Copy out all the entries exactly.

+++ PROVIDED DATA

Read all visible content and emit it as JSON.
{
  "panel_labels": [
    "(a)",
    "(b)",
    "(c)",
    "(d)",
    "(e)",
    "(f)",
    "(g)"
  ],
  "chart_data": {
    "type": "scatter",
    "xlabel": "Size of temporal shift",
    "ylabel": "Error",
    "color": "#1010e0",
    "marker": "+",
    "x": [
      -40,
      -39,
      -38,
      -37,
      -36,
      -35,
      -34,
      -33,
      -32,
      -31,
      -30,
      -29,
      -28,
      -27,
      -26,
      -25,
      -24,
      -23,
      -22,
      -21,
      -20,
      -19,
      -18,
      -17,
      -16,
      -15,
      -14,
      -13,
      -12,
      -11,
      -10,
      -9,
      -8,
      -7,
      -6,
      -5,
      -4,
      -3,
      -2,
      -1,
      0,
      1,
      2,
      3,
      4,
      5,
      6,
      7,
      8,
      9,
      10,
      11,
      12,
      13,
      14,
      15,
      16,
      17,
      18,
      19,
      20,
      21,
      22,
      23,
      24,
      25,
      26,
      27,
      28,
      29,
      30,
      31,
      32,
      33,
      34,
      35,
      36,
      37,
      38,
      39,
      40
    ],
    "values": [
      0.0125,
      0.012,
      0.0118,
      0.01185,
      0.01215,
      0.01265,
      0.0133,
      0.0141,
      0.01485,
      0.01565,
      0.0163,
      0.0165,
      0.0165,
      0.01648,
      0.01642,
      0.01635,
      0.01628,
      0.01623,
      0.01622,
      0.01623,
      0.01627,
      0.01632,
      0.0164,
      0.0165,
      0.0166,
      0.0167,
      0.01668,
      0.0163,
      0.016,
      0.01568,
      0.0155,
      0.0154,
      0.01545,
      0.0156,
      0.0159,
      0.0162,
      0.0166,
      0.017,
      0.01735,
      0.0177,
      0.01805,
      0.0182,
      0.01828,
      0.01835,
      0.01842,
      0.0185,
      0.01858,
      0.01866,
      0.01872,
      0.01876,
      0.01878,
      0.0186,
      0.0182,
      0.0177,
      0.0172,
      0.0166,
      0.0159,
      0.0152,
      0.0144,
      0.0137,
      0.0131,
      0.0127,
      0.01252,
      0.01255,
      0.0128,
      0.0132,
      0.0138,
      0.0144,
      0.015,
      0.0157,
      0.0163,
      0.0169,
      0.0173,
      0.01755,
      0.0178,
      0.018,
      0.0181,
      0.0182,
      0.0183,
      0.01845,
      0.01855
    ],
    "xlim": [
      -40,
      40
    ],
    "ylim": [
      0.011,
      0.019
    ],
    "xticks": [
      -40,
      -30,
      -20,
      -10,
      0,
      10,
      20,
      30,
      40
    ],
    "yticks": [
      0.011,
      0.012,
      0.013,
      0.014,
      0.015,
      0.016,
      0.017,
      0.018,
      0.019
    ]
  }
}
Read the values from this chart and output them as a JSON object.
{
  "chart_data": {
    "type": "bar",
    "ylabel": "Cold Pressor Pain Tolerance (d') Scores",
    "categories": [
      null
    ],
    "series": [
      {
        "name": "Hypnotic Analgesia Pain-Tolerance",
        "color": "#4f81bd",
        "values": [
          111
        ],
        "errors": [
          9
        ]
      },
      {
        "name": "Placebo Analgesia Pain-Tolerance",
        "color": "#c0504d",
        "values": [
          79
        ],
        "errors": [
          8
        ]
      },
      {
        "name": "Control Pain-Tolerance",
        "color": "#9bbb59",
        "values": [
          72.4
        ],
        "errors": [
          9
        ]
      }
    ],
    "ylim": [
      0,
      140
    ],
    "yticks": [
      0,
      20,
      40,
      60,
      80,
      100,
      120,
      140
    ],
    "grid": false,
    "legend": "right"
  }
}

++++++

:: ANSWER FOR THE TASK ::
Read all visible content and emit it as JSON.
{
  "panel_labels": [
    "(a)",
    "(b)",
    "(c)",
    "(d)",
    "(e)",
    "(f)",
    "(g)"
  ],
  "chart_data": {
    "type": "scatter",
    "xlabel": "Size of temporal shift",
    "ylabel": "Error",
    "color": "#1010e0",
    "marker": "+",
    "x": [
      -40,
      -39,
      -38,
      -37,
      -36,
      -35,
      -34,
      -33,
      -32,
      -31,
      -30,
      -29,
      -28,
      -27,
      -26,
      -25,
      -24,
      -23,
      -22,
      -21,
      -20,
      -19,
      -18,
      -17,
      -16,
      -15,
      -14,
      -13,
      -12,
      -11,
      -10,
      -9,
      -8,
      -7,
      -6,
      -5,
      -4,
      -3,
      -2,
      -1,
      0,
      1,
      2,
      3,
      4,
      5,
      6,
      7,
      8,
      9,
      10,
      11,
      12,
      13,
      14,
      15,
      16,
      17,
      18,
      19,
      20,
      21,
      22,
      23,
      24,
      25,
      26,
      27,
      28,
      29,
      30,
      31,
      32,
      33,
      34,
      35,
      36,
      37,
      38,
      39,
      40
    ],
    "values": [
      0.0125,
      0.012,
      0.0118,
      0.01185,
      0.01215,
      0.01265,
      0.0133,
      0.0141,
      0.01485,
      0.01565,
      0.0163,
      0.0165,
      0.0165,
      0.01648,
      0.01642,
      0.01635,
      0.01628,
      0.01623,
      0.01622,
      0.01623,
      0.01627,
      0.01632,
      0.0164,
      0.0165,
      0.0166,
      0.0167,
      0.01668,
      0.0163,
      0.016,
      0.01568,
      0.0155,
      0.0154,
      0.01545,
      0.0156,
      0.0159,
      0.0162,
      0.0166,
      0.017,
      0.01735,
      0.0177,
      0.01805,
      0.0182,
      0.01828,
      0.01835,
      0.01842,
      0.0185,
      0.01858,
      0.01866,
      0.01872,
      0.01876,
      0.01878,
      0.0186,
      0.0182,
      0.0177,
      0.0172,
      0.0166,
      0.0159,
      0.0152,
      0.0144,
      0.0137,
      0.0131,
      0.0127,
      0.01252,
      0.01255,
      0.0128,
      0.0132,
      0.0138,
      0.0144,
      0.015,
      0.0157,
      0.0163,
      0.0169,
      0.0173,
      0.01755,
      0.0178,
      0.018,
      0.0181,
      0.0182,
      0.0183,
      0.01845,
      0.01855
    ],
    "xlim": [
      -40,
      40
    ],
    "ylim": [
      0.011,
      0.019
    ],
    "xticks": [
      -40,
      -30,
      -20,
      -10,
      0,
      10,
      20,
      30,
      40
    ],
    "yticks": [
      0.011,
      0.012,
      0.013,
      0.014,
      0.015,
      0.016,
      0.017,
      0.018,
      0.019
    ]
  }
}
Read the values from this chart and output them as a JSON object.
{
  "chart_data": {
    "type": "bar",
    "ylabel": "Cold Pressor Pain Tolerance (d') Scores",
    "categories": [
      null
    ],
    "series": [
      {
        "name": "Hypnotic Analgesia Pain-Tolerance",
        "color": "#4f81bd",
        "values": [
          111
        ],
        "errors": [
          9
        ]
      },
      {
        "name": "Placebo Analgesia Pain-Tolerance",
        "color": "#c0504d",
        "values": [
          79
        ],
        "errors": [
          8
        ]
      },
      {
        "name": "Control Pain-Tolerance",
        "color": "#9bbb59",
        "values": [
          72.4
        ],
        "errors": [
          9
        ]
      }
    ],
    "ylim": [
      0,
      140
    ],
    "yticks": [
      0,
      20,
      40,
      60,
      80,
      100,
      120,
      140
    ],
    "grid": false,
    "legend": "right"
  }
}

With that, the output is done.